▶ _EXERCISE INSTRUCTIONS_: Go through the entries one line at a time, and gather every line that has the word "function".

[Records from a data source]
>> Begin

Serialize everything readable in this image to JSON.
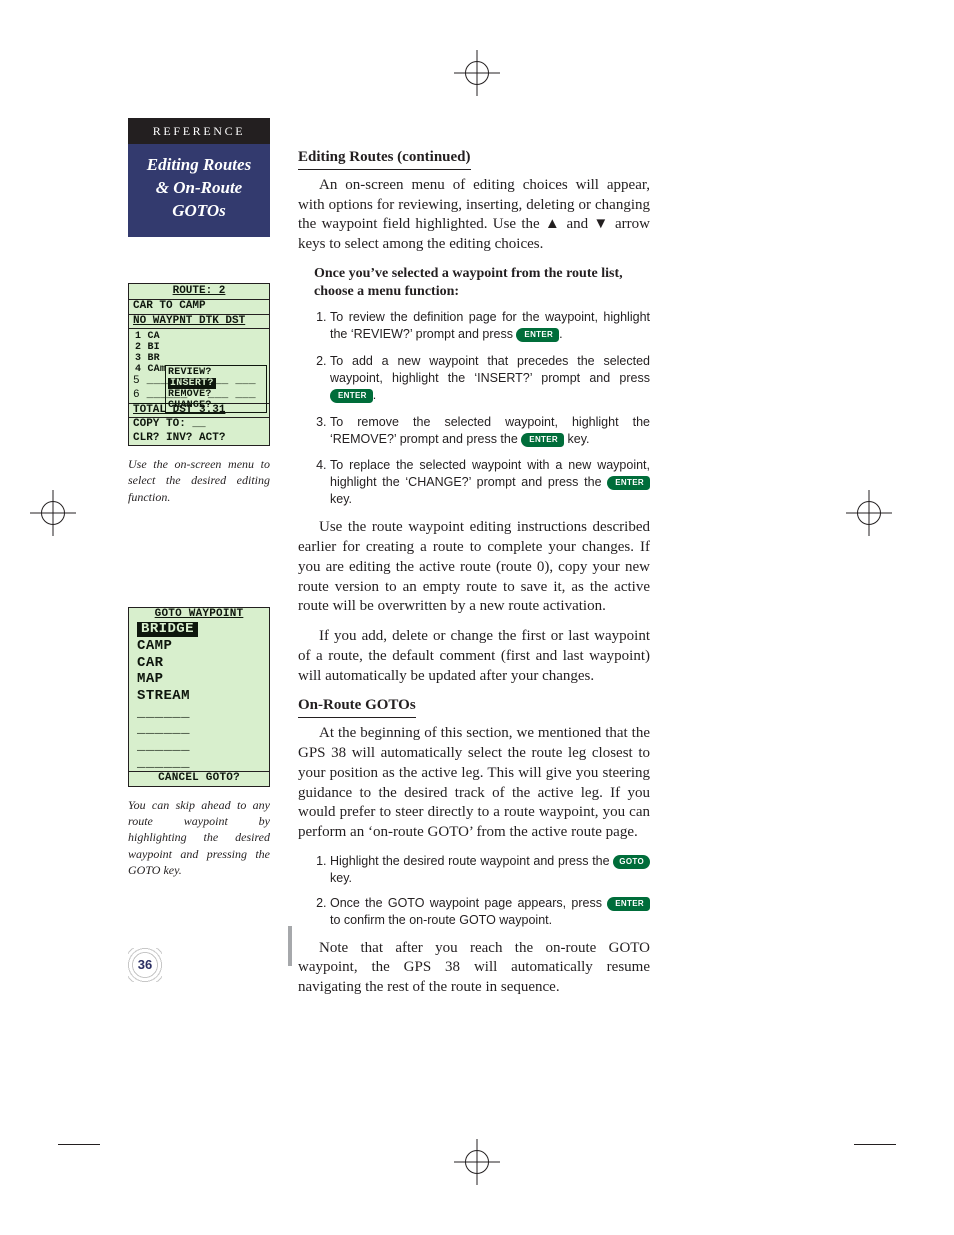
{
  "colors": {
    "ink": "#231f20",
    "navy": "#333a6e",
    "lcd_bg": "#d8efcd",
    "lcd_fg": "#0e160d",
    "key_green": "#006d3a",
    "gutter": "#a6a8ab"
  },
  "reference_label": "REFERENCE",
  "subject_title_lines": [
    "Editing Routes",
    "& On-Route",
    "GOTOs"
  ],
  "lcd1": {
    "title": "ROUTE:  2",
    "subtitle": "CAR TO CAMP",
    "col_header": "NO WAYPNT DTK DST",
    "rows_left": "1 CA\n2 BI\n3 BR\n4 CAm",
    "menu": [
      "REVIEW?",
      "INSERT?",
      "REMOVE?",
      "CHANGE?"
    ],
    "menu_selected_index": 1,
    "rows_bottom": [
      "5 ______   ___ ___",
      "6 ______   ___ ___"
    ],
    "total_line": "TOTAL DST     3.31",
    "footer1": "   COPY TO: __",
    "footer2": "CLR? INV? ACT?"
  },
  "caption1": "Use the on-screen menu to select the desired editing function.",
  "lcd2": {
    "header": "GOTO WAYPOINT",
    "items": [
      "BRIDGE",
      "CAMP",
      "CAR",
      "MAP",
      "STREAM",
      "______",
      "______",
      "______",
      "______"
    ],
    "selected_index": 0,
    "footer": "CANCEL GOTO?"
  },
  "caption2": "You can skip ahead to any route waypoint by highlighting the desired waypoint and pressing the GOTO key.",
  "page_number": "36",
  "main": {
    "h1": "Editing Routes (continued)",
    "p1": "An on-screen menu of editing choices will appear, with options for reviewing, inserting, deleting or changing the waypoint field highlighted. Use the  ▲  and  ▼  arrow keys to select among the editing choices.",
    "lead1": "Once you’ve selected a waypoint from the route list, choose a menu function:",
    "steps1": [
      "To review the definition page for the waypoint, highlight the ‘REVIEW?’ prompt and press {ENTER}.",
      "To add a new waypoint that precedes the selected waypoint, highlight the ‘INSERT?’ prompt and press {ENTER}.",
      "To remove the selected waypoint, highlight the ‘REMOVE?’ prompt and press the {ENTER} key.",
      "To replace the selected waypoint with a new waypoint, highlight the ‘CHANGE?’ prompt and press the {ENTER} key."
    ],
    "p2": "Use the route waypoint editing instructions described earlier for creating a route to complete your changes. If you are editing the active route (route 0), copy your new route version to an empty route to save it, as the active route will be overwritten by a new route activation.",
    "p3": "If you add, delete or change the first or last waypoint of a route, the default comment (first and last waypoint) will automatically be updated after your changes.",
    "h2": "On-Route GOTOs",
    "p4": "At the beginning of this section, we mentioned that the GPS 38 will automatically select the route leg closest to your position as the active leg. This will give you steering guidance to the desired track of the active leg. If you would prefer to steer directly to a route waypoint, you can perform an ‘on-route GOTO’ from the active route page.",
    "steps2": [
      "Highlight the desired route waypoint and press the {GOTO} key.",
      "Once the GOTO waypoint page appears, press {ENTER} to confirm the on-route GOTO waypoint."
    ],
    "p5": "Note that after you reach the on-route GOTO waypoint, the GPS 38 will automatically resume navigating the rest of the route in sequence."
  },
  "keycaps": {
    "enter": "ENTER",
    "goto": "GOTO"
  }
}
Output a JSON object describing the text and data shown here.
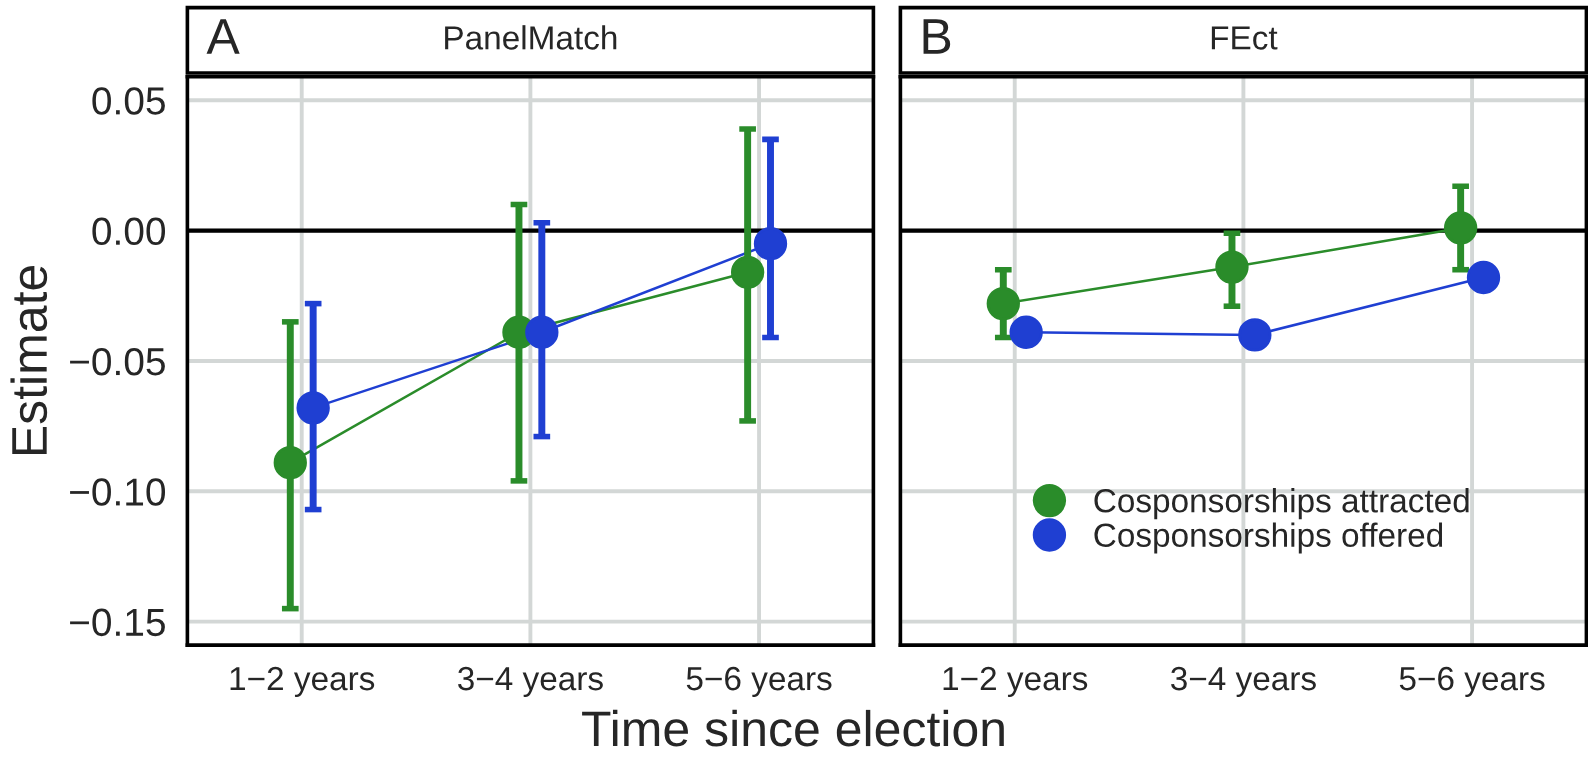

>> End

▶ _EXERCISE RESPONSE_:
  "caption1": "Use the on-screen menu to select the desired editing function.",
    "lead1": "Once you’ve selected a waypoint from the route list, choose a menu function:",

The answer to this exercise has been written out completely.